(Records that describe figures)
◇ ◇ ◇

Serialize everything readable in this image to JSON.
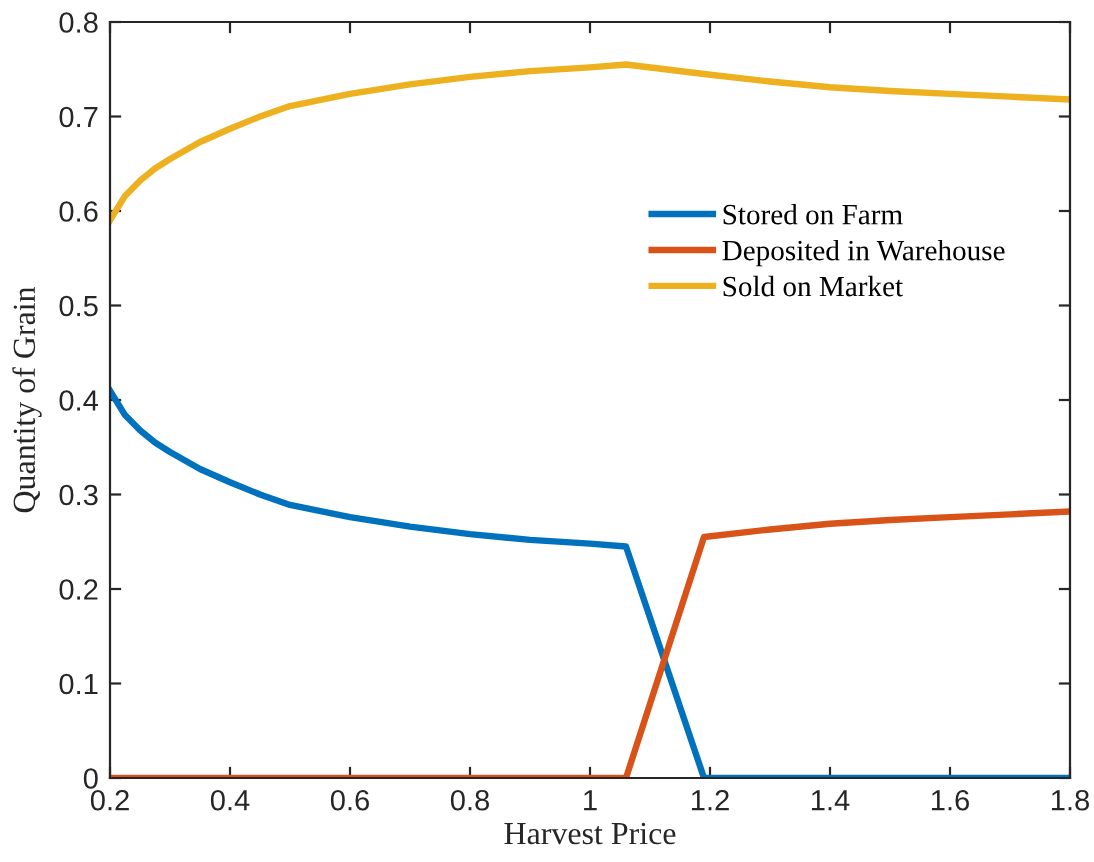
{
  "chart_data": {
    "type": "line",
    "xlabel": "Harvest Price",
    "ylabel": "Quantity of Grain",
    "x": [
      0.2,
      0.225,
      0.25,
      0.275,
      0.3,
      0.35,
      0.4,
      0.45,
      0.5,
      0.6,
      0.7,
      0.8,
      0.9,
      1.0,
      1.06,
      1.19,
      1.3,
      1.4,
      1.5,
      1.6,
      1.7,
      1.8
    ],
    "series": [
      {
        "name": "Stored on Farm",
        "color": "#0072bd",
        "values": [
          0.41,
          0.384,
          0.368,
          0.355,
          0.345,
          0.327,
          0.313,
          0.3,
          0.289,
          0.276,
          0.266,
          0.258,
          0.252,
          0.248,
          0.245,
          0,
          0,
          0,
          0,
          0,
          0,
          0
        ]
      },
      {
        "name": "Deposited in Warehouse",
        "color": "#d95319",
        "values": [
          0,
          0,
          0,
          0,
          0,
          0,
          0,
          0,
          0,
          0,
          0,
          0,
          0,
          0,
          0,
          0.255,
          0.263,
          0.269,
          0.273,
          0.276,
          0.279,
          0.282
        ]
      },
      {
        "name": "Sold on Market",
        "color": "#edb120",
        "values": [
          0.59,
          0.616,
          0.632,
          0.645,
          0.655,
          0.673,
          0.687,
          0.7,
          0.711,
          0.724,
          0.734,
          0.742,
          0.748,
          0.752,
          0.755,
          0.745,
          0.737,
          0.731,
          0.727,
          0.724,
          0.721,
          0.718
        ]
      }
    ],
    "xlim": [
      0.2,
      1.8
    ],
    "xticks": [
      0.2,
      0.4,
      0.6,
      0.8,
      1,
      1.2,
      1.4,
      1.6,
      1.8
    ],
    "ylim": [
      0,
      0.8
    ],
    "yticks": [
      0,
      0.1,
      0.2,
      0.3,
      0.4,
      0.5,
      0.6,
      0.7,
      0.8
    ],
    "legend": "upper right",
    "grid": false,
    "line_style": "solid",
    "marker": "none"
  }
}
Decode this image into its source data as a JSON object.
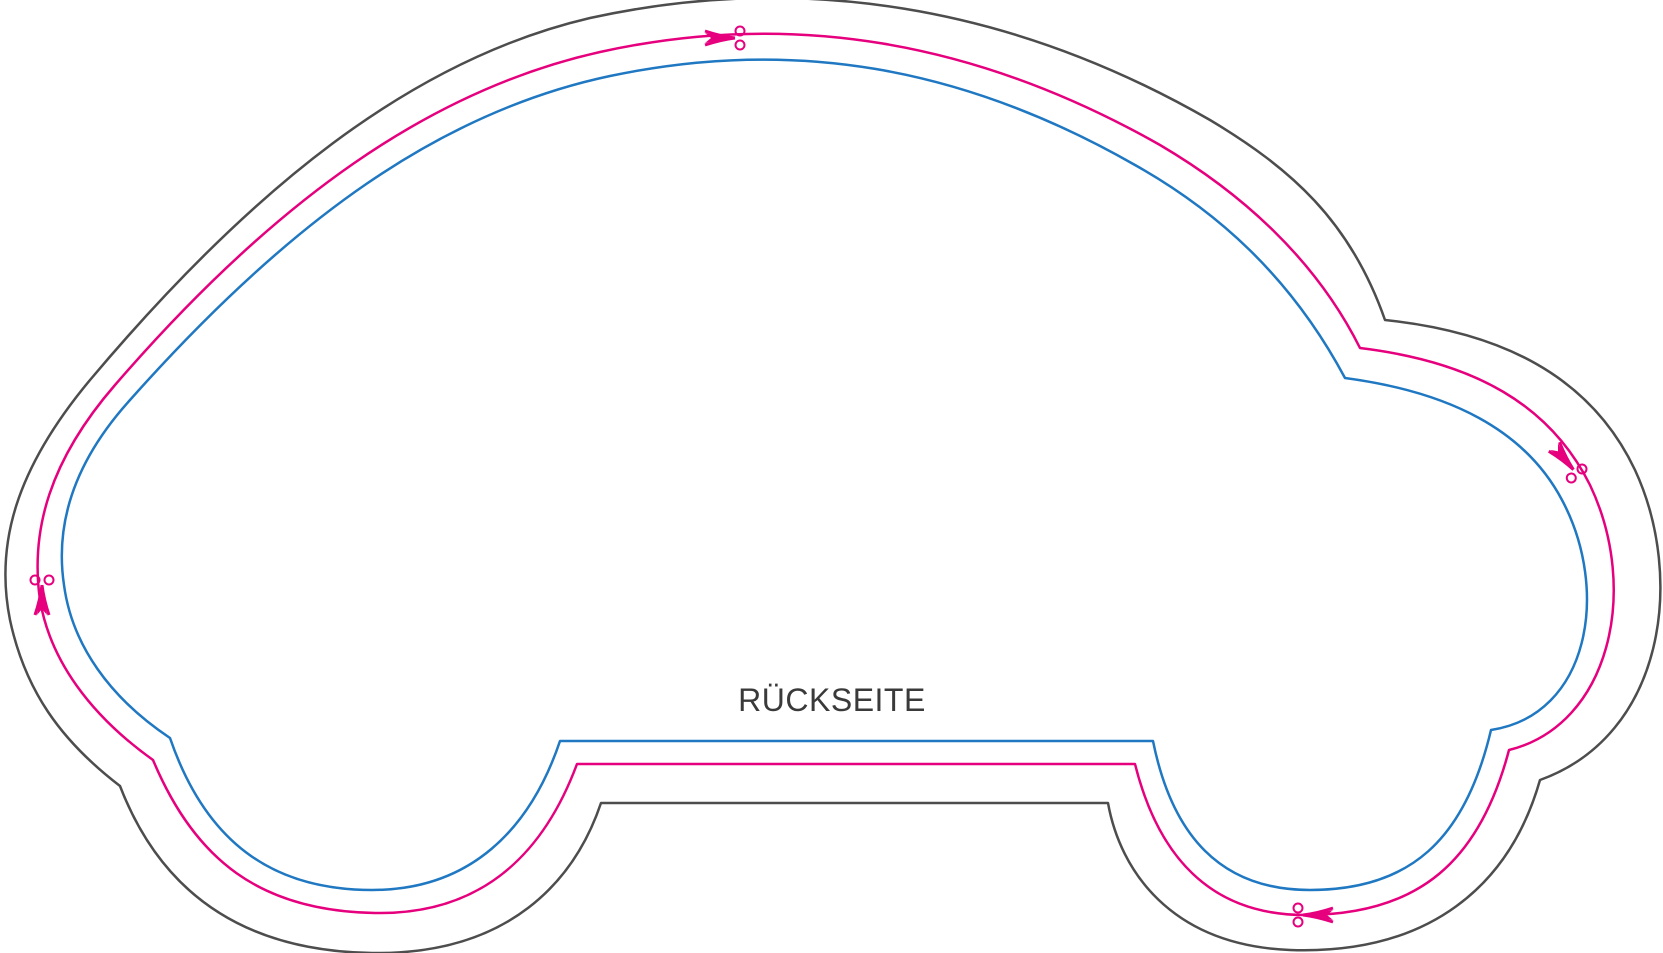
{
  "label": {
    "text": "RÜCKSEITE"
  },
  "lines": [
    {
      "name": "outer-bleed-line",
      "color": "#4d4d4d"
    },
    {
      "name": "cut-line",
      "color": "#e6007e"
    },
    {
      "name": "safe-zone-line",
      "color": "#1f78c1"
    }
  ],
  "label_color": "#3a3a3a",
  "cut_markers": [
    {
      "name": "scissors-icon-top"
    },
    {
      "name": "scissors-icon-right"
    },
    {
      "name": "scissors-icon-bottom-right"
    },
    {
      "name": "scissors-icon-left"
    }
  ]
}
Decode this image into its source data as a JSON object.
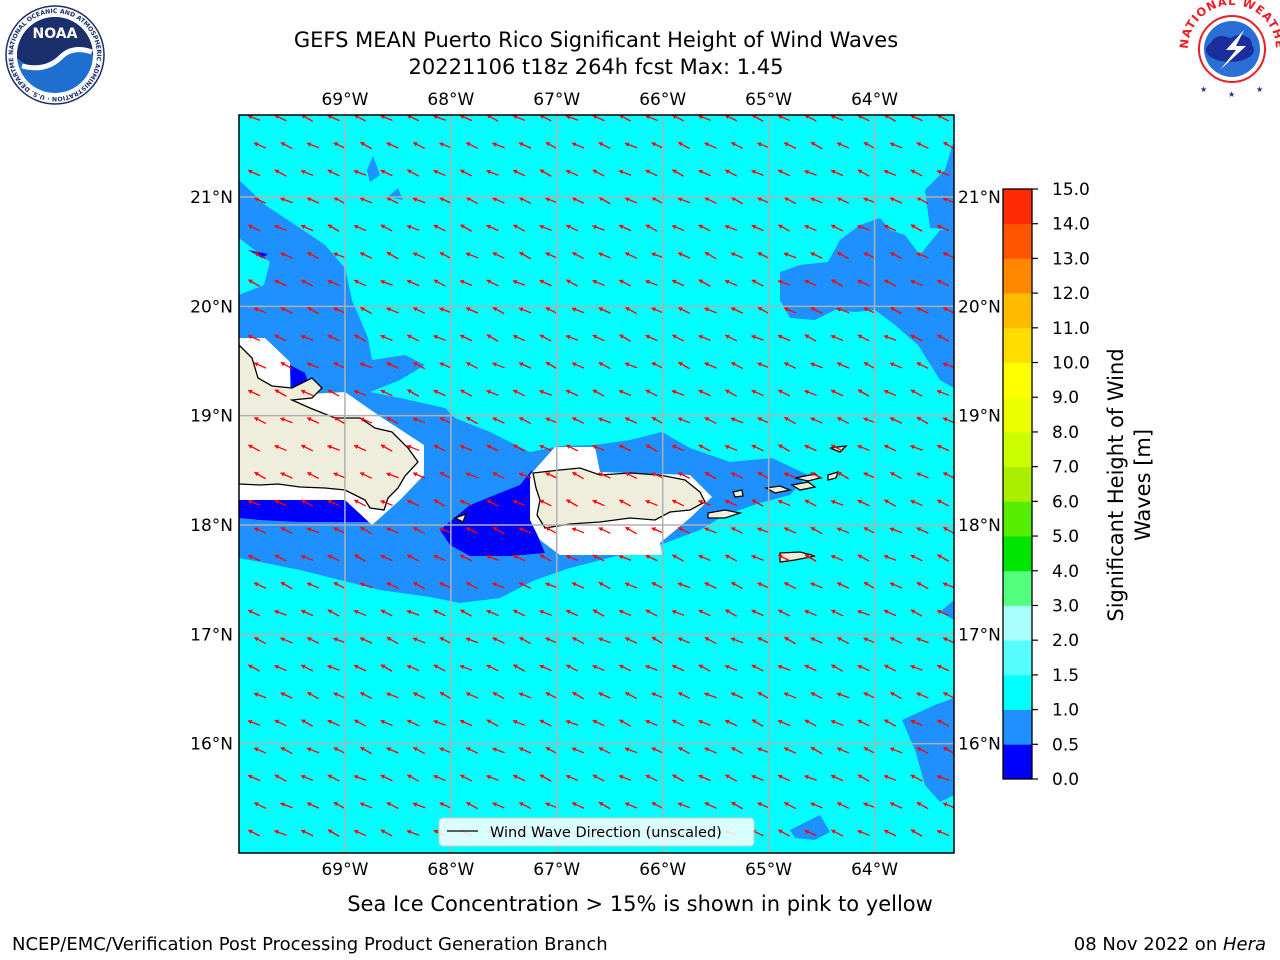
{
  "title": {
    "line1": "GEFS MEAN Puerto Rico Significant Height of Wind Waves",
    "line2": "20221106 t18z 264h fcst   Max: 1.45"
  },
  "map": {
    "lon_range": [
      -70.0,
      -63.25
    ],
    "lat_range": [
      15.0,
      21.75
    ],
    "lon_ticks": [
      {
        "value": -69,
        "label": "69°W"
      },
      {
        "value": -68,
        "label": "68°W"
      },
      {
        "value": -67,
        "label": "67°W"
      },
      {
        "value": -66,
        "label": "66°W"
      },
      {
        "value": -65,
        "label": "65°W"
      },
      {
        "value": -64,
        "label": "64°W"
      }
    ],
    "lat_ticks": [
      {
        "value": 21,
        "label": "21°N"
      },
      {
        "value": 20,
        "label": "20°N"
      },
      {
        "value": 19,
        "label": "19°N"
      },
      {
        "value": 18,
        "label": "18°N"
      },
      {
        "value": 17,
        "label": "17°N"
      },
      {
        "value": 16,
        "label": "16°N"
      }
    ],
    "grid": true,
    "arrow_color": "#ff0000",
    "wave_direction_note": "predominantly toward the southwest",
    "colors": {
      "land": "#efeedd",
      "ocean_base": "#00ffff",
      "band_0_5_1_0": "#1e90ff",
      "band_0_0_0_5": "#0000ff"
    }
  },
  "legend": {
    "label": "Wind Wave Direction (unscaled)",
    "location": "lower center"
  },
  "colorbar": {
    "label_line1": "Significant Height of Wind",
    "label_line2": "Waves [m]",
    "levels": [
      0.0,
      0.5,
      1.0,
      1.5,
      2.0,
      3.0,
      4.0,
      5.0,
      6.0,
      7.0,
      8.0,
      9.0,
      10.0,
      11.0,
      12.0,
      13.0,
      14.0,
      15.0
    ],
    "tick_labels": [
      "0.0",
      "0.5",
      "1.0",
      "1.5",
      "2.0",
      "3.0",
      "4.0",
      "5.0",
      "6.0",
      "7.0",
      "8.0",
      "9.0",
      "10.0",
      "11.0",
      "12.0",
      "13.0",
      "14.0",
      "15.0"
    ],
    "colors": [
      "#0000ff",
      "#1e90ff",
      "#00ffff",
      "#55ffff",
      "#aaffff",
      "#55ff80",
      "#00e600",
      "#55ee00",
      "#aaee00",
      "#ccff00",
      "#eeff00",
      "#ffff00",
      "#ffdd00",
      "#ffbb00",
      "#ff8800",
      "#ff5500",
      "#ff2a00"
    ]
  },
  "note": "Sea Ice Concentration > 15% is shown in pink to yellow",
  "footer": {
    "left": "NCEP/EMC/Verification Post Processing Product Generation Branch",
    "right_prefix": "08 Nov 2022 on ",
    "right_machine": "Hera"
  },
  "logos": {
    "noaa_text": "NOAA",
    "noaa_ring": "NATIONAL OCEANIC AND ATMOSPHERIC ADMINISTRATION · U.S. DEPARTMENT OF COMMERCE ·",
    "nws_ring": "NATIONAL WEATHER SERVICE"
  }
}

◇ ◇ ◇

- What the task requires: Reproduce every record word for word. The copy must contain no pictures.

- Result:
Serialize everything readable in this image to JSON.
{
  "chart_data": {
    "type": "line",
    "xlabel": "Harvest Price",
    "ylabel": "Quantity of Grain",
    "x": [
      0.2,
      0.225,
      0.25,
      0.275,
      0.3,
      0.35,
      0.4,
      0.45,
      0.5,
      0.6,
      0.7,
      0.8,
      0.9,
      1.0,
      1.06,
      1.19,
      1.3,
      1.4,
      1.5,
      1.6,
      1.7,
      1.8
    ],
    "series": [
      {
        "name": "Stored on Farm",
        "color": "#0072bd",
        "values": [
          0.41,
          0.384,
          0.368,
          0.355,
          0.345,
          0.327,
          0.313,
          0.3,
          0.289,
          0.276,
          0.266,
          0.258,
          0.252,
          0.248,
          0.245,
          0,
          0,
          0,
          0,
          0,
          0,
          0
        ]
      },
      {
        "name": "Deposited in Warehouse",
        "color": "#d95319",
        "values": [
          0,
          0,
          0,
          0,
          0,
          0,
          0,
          0,
          0,
          0,
          0,
          0,
          0,
          0,
          0,
          0.255,
          0.263,
          0.269,
          0.273,
          0.276,
          0.279,
          0.282
        ]
      },
      {
        "name": "Sold on Market",
        "color": "#edb120",
        "values": [
          0.59,
          0.616,
          0.632,
          0.645,
          0.655,
          0.673,
          0.687,
          0.7,
          0.711,
          0.724,
          0.734,
          0.742,
          0.748,
          0.752,
          0.755,
          0.745,
          0.737,
          0.731,
          0.727,
          0.724,
          0.721,
          0.718
        ]
      }
    ],
    "xlim": [
      0.2,
      1.8
    ],
    "xticks": [
      0.2,
      0.4,
      0.6,
      0.8,
      1,
      1.2,
      1.4,
      1.6,
      1.8
    ],
    "ylim": [
      0,
      0.8
    ],
    "yticks": [
      0,
      0.1,
      0.2,
      0.3,
      0.4,
      0.5,
      0.6,
      0.7,
      0.8
    ],
    "legend": "upper right",
    "grid": false,
    "line_style": "solid",
    "marker": "none"
  }
}
Decode this image into its source data as a JSON object.
{
  "label": {
    "text": "RÜCKSEITE"
  },
  "lines": [
    {
      "name": "outer-bleed-line",
      "color": "#4d4d4d"
    },
    {
      "name": "cut-line",
      "color": "#e6007e"
    },
    {
      "name": "safe-zone-line",
      "color": "#1f78c1"
    }
  ],
  "label_color": "#3a3a3a",
  "cut_markers": [
    {
      "name": "scissors-icon-top"
    },
    {
      "name": "scissors-icon-right"
    },
    {
      "name": "scissors-icon-bottom-right"
    },
    {
      "name": "scissors-icon-left"
    }
  ]
}
Decode this image into its source data as a JSON object.
{
  "title": {
    "line1": "GEFS MEAN Puerto Rico Significant Height of Wind Waves",
    "line2": "20221106 t18z 264h fcst   Max: 1.45"
  },
  "map": {
    "lon_range": [
      -70.0,
      -63.25
    ],
    "lat_range": [
      15.0,
      21.75
    ],
    "lon_ticks": [
      {
        "value": -69,
        "label": "69°W"
      },
      {
        "value": -68,
        "label": "68°W"
      },
      {
        "value": -67,
        "label": "67°W"
      },
      {
        "value": -66,
        "label": "66°W"
      },
      {
        "value": -65,
        "label": "65°W"
      },
      {
        "value": -64,
        "label": "64°W"
      }
    ],
    "lat_ticks": [
      {
        "value": 21,
        "label": "21°N"
      },
      {
        "value": 20,
        "label": "20°N"
      },
      {
        "value": 19,
        "label": "19°N"
      },
      {
        "value": 18,
        "label": "18°N"
      },
      {
        "value": 17,
        "label": "17°N"
      },
      {
        "value": 16,
        "label": "16°N"
      }
    ],
    "grid": true,
    "arrow_color": "#ff0000",
    "wave_direction_note": "predominantly toward the southwest",
    "colors": {
      "land": "#efeedd",
      "ocean_base": "#00ffff",
      "band_0_5_1_0": "#1e90ff",
      "band_0_0_0_5": "#0000ff"
    }
  },
  "legend": {
    "label": "Wind Wave Direction (unscaled)",
    "location": "lower center"
  },
  "colorbar": {
    "label_line1": "Significant Height of Wind",
    "label_line2": "Waves [m]",
    "levels": [
      0.0,
      0.5,
      1.0,
      1.5,
      2.0,
      3.0,
      4.0,
      5.0,
      6.0,
      7.0,
      8.0,
      9.0,
      10.0,
      11.0,
      12.0,
      13.0,
      14.0,
      15.0
    ],
    "tick_labels": [
      "0.0",
      "0.5",
      "1.0",
      "1.5",
      "2.0",
      "3.0",
      "4.0",
      "5.0",
      "6.0",
      "7.0",
      "8.0",
      "9.0",
      "10.0",
      "11.0",
      "12.0",
      "13.0",
      "14.0",
      "15.0"
    ],
    "colors": [
      "#0000ff",
      "#1e90ff",
      "#00ffff",
      "#55ffff",
      "#aaffff",
      "#55ff80",
      "#00e600",
      "#55ee00",
      "#aaee00",
      "#ccff00",
      "#eeff00",
      "#ffff00",
      "#ffdd00",
      "#ffbb00",
      "#ff8800",
      "#ff5500",
      "#ff2a00"
    ]
  },
  "note": "Sea Ice Concentration > 15% is shown in pink to yellow",
  "footer": {
    "left": "NCEP/EMC/Verification Post Processing Product Generation Branch",
    "right_prefix": "08 Nov 2022 on ",
    "right_machine": "Hera"
  },
  "logos": {
    "noaa_text": "NOAA",
    "noaa_ring": "NATIONAL OCEANIC AND ATMOSPHERIC ADMINISTRATION · U.S. DEPARTMENT OF COMMERCE ·",
    "nws_ring": "NATIONAL WEATHER SERVICE"
  }
}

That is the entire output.